**REQUIRED TASK**. Write out the material from the line containing "For every button, label, input, icon, or" through the line containing "page-header (0, 88, 950, 122)", both included, with every character unchanged.

** start of DATA PROVIDED **

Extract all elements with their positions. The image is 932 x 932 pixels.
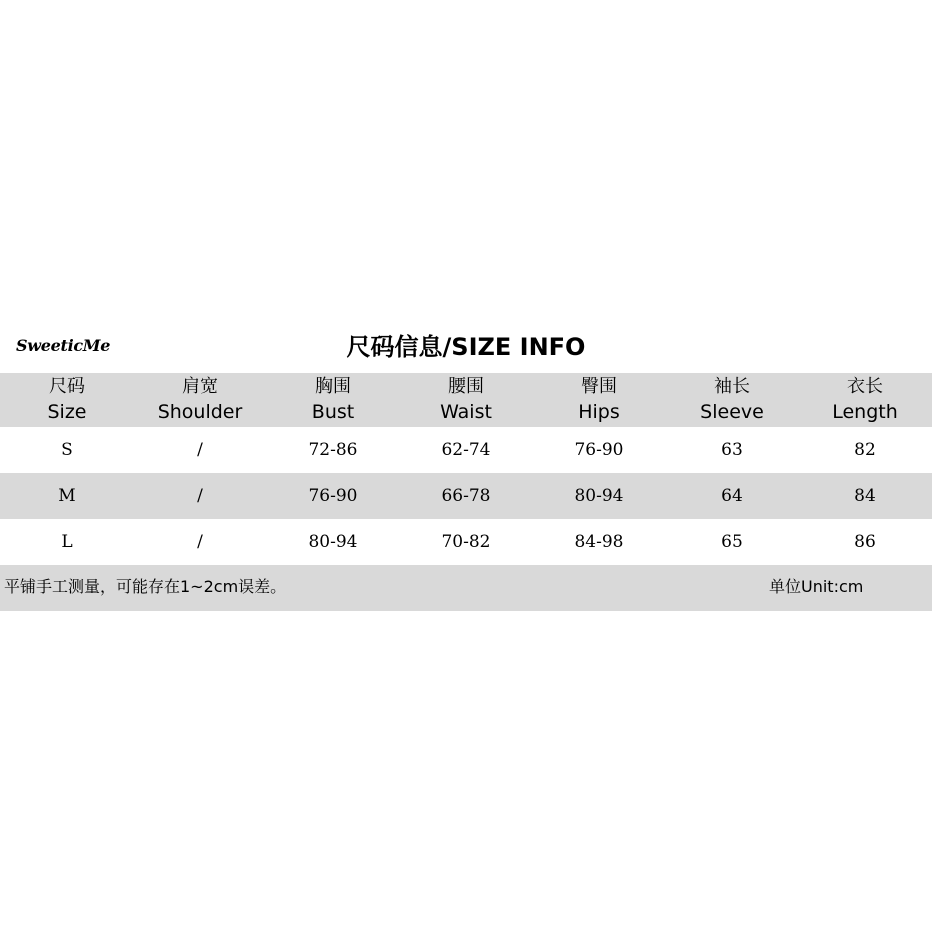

** end of DATA PROVIDED **
** start of DATA PROVIDED **

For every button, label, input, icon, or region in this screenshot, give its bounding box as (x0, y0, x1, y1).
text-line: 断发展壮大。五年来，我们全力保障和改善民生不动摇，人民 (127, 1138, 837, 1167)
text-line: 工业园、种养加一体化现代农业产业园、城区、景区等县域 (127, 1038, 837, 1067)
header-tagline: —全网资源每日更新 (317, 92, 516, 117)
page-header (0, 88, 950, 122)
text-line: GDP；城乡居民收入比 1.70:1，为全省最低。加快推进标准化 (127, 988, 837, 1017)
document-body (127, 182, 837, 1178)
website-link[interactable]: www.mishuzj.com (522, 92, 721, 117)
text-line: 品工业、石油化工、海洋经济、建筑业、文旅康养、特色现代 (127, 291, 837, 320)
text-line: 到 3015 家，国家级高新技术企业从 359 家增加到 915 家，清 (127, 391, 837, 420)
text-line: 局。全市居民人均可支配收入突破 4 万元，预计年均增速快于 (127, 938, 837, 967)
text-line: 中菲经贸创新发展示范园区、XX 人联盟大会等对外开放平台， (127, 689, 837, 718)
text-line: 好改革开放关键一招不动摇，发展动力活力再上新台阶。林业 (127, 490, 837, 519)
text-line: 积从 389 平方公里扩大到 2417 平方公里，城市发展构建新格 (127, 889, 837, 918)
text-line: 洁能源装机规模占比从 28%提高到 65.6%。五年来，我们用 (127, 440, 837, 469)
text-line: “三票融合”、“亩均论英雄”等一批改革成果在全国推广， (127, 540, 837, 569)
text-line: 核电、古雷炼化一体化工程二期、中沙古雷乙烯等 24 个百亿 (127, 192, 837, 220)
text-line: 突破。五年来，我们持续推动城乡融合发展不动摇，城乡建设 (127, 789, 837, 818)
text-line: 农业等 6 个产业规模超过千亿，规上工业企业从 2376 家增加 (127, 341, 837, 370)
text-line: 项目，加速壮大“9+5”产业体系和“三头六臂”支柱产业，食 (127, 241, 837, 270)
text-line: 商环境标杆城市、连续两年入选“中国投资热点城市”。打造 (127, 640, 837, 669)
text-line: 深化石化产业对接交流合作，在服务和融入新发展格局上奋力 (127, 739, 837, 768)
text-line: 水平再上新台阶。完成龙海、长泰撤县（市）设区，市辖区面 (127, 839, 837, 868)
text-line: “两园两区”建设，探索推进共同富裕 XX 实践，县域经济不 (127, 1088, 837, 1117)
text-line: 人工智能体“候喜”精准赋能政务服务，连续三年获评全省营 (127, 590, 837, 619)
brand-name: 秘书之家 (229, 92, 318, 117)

** end of DATA PROVIDED **

**COMPLETED TASK**.
For every button, label, input, icon, or region in this screenshot, give its bounding box as (x0, y0, x1, y1).
text-line: 断发展壮大。五年来，我们全力保障和改善民生不动摇，人民 (127, 1138, 837, 1167)
text-line: 工业园、种养加一体化现代农业产业园、城区、景区等县域 (127, 1038, 837, 1067)
header-tagline: —全网资源每日更新 (317, 92, 516, 117)
page-header (0, 88, 950, 122)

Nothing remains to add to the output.